STATED PROBLEM => State how many lines in the listing below include the word "index". Give nothing but the number.

Raw records
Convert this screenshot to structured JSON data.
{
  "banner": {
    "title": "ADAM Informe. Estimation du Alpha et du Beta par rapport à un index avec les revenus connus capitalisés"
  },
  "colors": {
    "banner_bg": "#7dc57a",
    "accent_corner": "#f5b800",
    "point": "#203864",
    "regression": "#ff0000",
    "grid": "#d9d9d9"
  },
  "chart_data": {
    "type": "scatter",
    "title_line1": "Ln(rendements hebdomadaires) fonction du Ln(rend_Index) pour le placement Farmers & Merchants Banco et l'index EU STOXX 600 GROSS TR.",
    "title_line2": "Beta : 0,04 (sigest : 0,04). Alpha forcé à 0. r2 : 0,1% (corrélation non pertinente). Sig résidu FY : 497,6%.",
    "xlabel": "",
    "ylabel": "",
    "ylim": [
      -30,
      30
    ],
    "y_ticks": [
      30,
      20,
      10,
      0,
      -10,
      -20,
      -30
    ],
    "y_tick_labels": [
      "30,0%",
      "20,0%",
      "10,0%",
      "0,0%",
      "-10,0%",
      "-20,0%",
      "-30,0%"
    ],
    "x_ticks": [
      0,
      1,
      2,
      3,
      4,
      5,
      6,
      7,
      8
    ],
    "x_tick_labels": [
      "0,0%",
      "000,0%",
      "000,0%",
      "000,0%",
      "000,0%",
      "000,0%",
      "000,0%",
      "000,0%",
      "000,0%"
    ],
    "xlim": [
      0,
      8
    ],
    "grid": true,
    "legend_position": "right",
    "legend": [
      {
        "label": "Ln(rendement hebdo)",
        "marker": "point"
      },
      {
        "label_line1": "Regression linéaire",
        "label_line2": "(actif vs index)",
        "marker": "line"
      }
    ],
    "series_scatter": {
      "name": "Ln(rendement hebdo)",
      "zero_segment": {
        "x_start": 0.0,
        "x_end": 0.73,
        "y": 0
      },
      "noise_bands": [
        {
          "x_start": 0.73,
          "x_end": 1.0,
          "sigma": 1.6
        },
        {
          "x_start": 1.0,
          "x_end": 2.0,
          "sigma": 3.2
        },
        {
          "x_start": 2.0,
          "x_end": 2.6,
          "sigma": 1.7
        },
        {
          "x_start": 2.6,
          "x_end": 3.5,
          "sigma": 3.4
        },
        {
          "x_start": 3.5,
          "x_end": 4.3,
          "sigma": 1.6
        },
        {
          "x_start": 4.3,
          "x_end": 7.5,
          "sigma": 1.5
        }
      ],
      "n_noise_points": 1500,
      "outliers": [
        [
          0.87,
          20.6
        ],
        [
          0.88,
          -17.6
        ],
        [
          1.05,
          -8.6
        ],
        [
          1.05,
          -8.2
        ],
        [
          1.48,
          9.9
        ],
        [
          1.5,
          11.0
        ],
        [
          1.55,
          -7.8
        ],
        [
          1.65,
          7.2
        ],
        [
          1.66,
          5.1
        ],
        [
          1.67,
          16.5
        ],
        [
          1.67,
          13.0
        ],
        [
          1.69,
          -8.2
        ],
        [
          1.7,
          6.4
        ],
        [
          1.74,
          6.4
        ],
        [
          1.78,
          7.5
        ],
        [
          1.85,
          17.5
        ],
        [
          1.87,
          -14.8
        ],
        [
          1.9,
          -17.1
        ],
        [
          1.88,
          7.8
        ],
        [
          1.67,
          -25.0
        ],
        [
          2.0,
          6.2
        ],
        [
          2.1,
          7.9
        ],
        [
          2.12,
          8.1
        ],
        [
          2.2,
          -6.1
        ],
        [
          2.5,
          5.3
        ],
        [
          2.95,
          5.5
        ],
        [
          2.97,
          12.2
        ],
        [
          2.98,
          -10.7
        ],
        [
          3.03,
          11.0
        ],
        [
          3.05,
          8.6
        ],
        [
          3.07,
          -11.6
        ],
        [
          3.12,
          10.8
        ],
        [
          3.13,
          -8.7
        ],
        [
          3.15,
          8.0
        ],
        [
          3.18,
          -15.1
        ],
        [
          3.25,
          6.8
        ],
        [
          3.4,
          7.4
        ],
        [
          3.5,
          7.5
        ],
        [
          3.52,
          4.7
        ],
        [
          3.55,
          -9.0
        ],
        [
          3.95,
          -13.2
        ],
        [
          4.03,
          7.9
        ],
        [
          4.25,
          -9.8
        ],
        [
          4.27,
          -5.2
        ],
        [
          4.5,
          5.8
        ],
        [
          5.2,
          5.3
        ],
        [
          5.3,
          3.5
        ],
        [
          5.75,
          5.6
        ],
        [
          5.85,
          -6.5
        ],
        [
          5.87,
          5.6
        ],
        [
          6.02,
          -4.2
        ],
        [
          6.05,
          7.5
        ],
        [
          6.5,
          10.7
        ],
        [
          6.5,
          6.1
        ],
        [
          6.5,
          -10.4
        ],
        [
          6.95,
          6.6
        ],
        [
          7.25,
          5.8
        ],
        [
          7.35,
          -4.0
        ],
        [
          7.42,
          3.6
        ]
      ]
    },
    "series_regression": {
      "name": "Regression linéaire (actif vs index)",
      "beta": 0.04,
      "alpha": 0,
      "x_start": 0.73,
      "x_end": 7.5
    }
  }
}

RESULT FOR THIS EXERCISE => 4